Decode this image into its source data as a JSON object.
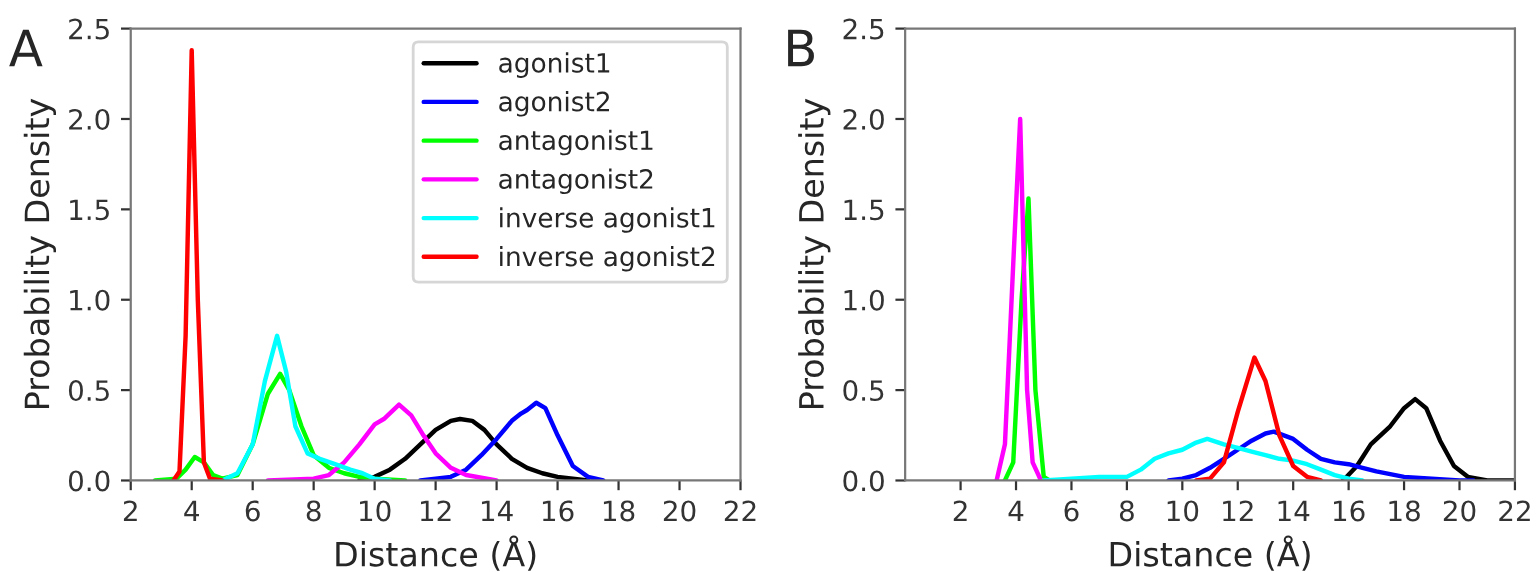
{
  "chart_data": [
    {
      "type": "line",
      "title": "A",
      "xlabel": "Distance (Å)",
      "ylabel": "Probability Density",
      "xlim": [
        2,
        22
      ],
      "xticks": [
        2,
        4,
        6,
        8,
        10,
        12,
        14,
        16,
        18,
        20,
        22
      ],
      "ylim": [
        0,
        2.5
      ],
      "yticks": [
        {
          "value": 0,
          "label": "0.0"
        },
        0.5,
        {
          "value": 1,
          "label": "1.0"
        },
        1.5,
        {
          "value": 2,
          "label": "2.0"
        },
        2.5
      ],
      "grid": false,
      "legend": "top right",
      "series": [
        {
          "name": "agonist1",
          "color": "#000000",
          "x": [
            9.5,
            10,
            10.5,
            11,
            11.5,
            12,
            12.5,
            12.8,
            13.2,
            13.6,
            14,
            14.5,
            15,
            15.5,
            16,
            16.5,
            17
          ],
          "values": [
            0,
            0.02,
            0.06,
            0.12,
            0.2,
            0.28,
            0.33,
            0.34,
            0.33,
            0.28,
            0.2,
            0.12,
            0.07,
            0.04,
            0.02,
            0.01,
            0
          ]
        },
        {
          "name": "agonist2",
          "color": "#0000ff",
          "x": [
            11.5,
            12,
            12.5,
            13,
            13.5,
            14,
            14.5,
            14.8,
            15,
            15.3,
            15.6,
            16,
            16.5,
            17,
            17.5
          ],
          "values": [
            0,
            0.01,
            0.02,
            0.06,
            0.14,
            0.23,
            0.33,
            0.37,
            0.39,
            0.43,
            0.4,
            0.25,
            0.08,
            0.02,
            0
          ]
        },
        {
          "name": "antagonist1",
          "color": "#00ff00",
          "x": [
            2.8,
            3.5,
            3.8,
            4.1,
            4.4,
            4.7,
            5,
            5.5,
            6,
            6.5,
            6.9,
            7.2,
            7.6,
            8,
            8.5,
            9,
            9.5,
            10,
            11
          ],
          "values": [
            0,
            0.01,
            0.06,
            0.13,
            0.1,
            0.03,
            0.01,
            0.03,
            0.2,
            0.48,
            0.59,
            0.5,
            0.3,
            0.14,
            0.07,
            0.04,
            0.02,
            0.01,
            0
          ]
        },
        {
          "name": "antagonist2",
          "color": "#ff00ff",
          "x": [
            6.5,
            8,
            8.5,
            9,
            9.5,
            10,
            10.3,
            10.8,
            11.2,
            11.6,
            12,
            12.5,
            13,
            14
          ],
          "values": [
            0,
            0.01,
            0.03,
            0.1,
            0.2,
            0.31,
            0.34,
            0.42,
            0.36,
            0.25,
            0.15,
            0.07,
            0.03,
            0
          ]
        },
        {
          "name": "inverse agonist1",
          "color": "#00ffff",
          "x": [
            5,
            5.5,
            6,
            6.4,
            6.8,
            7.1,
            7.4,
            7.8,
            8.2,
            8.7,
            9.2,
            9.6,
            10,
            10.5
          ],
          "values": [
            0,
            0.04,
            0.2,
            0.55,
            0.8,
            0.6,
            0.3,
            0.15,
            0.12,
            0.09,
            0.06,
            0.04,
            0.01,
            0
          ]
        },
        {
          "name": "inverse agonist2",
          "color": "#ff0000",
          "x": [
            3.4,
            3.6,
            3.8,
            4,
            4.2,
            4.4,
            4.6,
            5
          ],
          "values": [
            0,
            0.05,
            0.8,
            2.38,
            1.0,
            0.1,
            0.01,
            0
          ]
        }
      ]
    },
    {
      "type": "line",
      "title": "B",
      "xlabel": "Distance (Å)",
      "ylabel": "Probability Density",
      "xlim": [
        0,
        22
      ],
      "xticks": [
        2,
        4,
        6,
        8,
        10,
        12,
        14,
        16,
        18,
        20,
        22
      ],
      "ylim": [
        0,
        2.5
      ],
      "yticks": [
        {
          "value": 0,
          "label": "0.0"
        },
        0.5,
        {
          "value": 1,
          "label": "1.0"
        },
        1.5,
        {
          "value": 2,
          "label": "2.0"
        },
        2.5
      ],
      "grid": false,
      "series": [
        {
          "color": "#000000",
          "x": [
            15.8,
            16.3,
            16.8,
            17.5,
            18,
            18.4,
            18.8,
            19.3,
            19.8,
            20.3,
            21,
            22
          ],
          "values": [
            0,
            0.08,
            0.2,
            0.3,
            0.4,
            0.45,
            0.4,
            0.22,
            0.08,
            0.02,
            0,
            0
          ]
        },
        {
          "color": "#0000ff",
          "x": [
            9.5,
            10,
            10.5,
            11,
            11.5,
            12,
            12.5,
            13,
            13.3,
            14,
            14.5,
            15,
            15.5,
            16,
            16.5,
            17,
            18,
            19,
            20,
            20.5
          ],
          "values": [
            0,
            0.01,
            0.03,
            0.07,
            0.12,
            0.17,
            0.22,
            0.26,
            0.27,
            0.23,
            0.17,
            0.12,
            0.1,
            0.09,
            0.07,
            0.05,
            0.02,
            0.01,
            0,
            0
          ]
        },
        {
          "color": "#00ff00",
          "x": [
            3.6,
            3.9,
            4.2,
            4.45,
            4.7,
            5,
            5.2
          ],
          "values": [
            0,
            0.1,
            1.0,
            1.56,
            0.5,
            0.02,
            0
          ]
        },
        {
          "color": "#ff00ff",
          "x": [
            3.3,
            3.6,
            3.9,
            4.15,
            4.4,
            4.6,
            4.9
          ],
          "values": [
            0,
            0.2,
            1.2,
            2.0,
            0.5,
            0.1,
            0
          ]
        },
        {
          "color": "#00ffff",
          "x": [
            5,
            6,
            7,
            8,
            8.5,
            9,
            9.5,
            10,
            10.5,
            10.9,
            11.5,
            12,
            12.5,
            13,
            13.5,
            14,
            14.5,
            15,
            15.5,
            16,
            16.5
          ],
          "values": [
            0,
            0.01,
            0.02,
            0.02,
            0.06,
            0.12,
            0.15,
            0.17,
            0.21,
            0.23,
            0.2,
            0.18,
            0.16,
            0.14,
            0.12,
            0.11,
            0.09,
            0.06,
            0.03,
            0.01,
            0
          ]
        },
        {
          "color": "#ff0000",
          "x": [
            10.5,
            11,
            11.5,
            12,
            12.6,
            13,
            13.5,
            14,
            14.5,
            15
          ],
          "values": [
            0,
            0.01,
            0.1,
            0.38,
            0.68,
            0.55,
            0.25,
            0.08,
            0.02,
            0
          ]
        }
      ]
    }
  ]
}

- - -

→ **Required work**
Pictures are to be left out; the records above must be repeated word for word.

→ **Worked solution**
Decode this image into its source data as a JSON object.
{
  "chart_data": [
    {
      "type": "line",
      "title": "A",
      "xlabel": "Distance (Å)",
      "ylabel": "Probability Density",
      "xlim": [
        2,
        22
      ],
      "xticks": [
        2,
        4,
        6,
        8,
        10,
        12,
        14,
        16,
        18,
        20,
        22
      ],
      "ylim": [
        0,
        2.5
      ],
      "yticks": [
        {
          "value": 0,
          "label": "0.0"
        },
        0.5,
        {
          "value": 1,
          "label": "1.0"
        },
        1.5,
        {
          "value": 2,
          "label": "2.0"
        },
        2.5
      ],
      "grid": false,
      "legend": "top right",
      "series": [
        {
          "name": "agonist1",
          "color": "#000000",
          "x": [
            9.5,
            10,
            10.5,
            11,
            11.5,
            12,
            12.5,
            12.8,
            13.2,
            13.6,
            14,
            14.5,
            15,
            15.5,
            16,
            16.5,
            17
          ],
          "values": [
            0,
            0.02,
            0.06,
            0.12,
            0.2,
            0.28,
            0.33,
            0.34,
            0.33,
            0.28,
            0.2,
            0.12,
            0.07,
            0.04,
            0.02,
            0.01,
            0
          ]
        },
        {
          "name": "agonist2",
          "color": "#0000ff",
          "x": [
            11.5,
            12,
            12.5,
            13,
            13.5,
            14,
            14.5,
            14.8,
            15,
            15.3,
            15.6,
            16,
            16.5,
            17,
            17.5
          ],
          "values": [
            0,
            0.01,
            0.02,
            0.06,
            0.14,
            0.23,
            0.33,
            0.37,
            0.39,
            0.43,
            0.4,
            0.25,
            0.08,
            0.02,
            0
          ]
        },
        {
          "name": "antagonist1",
          "color": "#00ff00",
          "x": [
            2.8,
            3.5,
            3.8,
            4.1,
            4.4,
            4.7,
            5,
            5.5,
            6,
            6.5,
            6.9,
            7.2,
            7.6,
            8,
            8.5,
            9,
            9.5,
            10,
            11
          ],
          "values": [
            0,
            0.01,
            0.06,
            0.13,
            0.1,
            0.03,
            0.01,
            0.03,
            0.2,
            0.48,
            0.59,
            0.5,
            0.3,
            0.14,
            0.07,
            0.04,
            0.02,
            0.01,
            0
          ]
        },
        {
          "name": "antagonist2",
          "color": "#ff00ff",
          "x": [
            6.5,
            8,
            8.5,
            9,
            9.5,
            10,
            10.3,
            10.8,
            11.2,
            11.6,
            12,
            12.5,
            13,
            14
          ],
          "values": [
            0,
            0.01,
            0.03,
            0.1,
            0.2,
            0.31,
            0.34,
            0.42,
            0.36,
            0.25,
            0.15,
            0.07,
            0.03,
            0
          ]
        },
        {
          "name": "inverse agonist1",
          "color": "#00ffff",
          "x": [
            5,
            5.5,
            6,
            6.4,
            6.8,
            7.1,
            7.4,
            7.8,
            8.2,
            8.7,
            9.2,
            9.6,
            10,
            10.5
          ],
          "values": [
            0,
            0.04,
            0.2,
            0.55,
            0.8,
            0.6,
            0.3,
            0.15,
            0.12,
            0.09,
            0.06,
            0.04,
            0.01,
            0
          ]
        },
        {
          "name": "inverse agonist2",
          "color": "#ff0000",
          "x": [
            3.4,
            3.6,
            3.8,
            4,
            4.2,
            4.4,
            4.6,
            5
          ],
          "values": [
            0,
            0.05,
            0.8,
            2.38,
            1.0,
            0.1,
            0.01,
            0
          ]
        }
      ]
    },
    {
      "type": "line",
      "title": "B",
      "xlabel": "Distance (Å)",
      "ylabel": "Probability Density",
      "xlim": [
        0,
        22
      ],
      "xticks": [
        2,
        4,
        6,
        8,
        10,
        12,
        14,
        16,
        18,
        20,
        22
      ],
      "ylim": [
        0,
        2.5
      ],
      "yticks": [
        {
          "value": 0,
          "label": "0.0"
        },
        0.5,
        {
          "value": 1,
          "label": "1.0"
        },
        1.5,
        {
          "value": 2,
          "label": "2.0"
        },
        2.5
      ],
      "grid": false,
      "series": [
        {
          "color": "#000000",
          "x": [
            15.8,
            16.3,
            16.8,
            17.5,
            18,
            18.4,
            18.8,
            19.3,
            19.8,
            20.3,
            21,
            22
          ],
          "values": [
            0,
            0.08,
            0.2,
            0.3,
            0.4,
            0.45,
            0.4,
            0.22,
            0.08,
            0.02,
            0,
            0
          ]
        },
        {
          "color": "#0000ff",
          "x": [
            9.5,
            10,
            10.5,
            11,
            11.5,
            12,
            12.5,
            13,
            13.3,
            14,
            14.5,
            15,
            15.5,
            16,
            16.5,
            17,
            18,
            19,
            20,
            20.5
          ],
          "values": [
            0,
            0.01,
            0.03,
            0.07,
            0.12,
            0.17,
            0.22,
            0.26,
            0.27,
            0.23,
            0.17,
            0.12,
            0.1,
            0.09,
            0.07,
            0.05,
            0.02,
            0.01,
            0,
            0
          ]
        },
        {
          "color": "#00ff00",
          "x": [
            3.6,
            3.9,
            4.2,
            4.45,
            4.7,
            5,
            5.2
          ],
          "values": [
            0,
            0.1,
            1.0,
            1.56,
            0.5,
            0.02,
            0
          ]
        },
        {
          "color": "#ff00ff",
          "x": [
            3.3,
            3.6,
            3.9,
            4.15,
            4.4,
            4.6,
            4.9
          ],
          "values": [
            0,
            0.2,
            1.2,
            2.0,
            0.5,
            0.1,
            0
          ]
        },
        {
          "color": "#00ffff",
          "x": [
            5,
            6,
            7,
            8,
            8.5,
            9,
            9.5,
            10,
            10.5,
            10.9,
            11.5,
            12,
            12.5,
            13,
            13.5,
            14,
            14.5,
            15,
            15.5,
            16,
            16.5
          ],
          "values": [
            0,
            0.01,
            0.02,
            0.02,
            0.06,
            0.12,
            0.15,
            0.17,
            0.21,
            0.23,
            0.2,
            0.18,
            0.16,
            0.14,
            0.12,
            0.11,
            0.09,
            0.06,
            0.03,
            0.01,
            0
          ]
        },
        {
          "color": "#ff0000",
          "x": [
            10.5,
            11,
            11.5,
            12,
            12.6,
            13,
            13.5,
            14,
            14.5,
            15
          ],
          "values": [
            0,
            0.01,
            0.1,
            0.38,
            0.68,
            0.55,
            0.25,
            0.08,
            0.02,
            0
          ]
        }
      ]
    }
  ]
}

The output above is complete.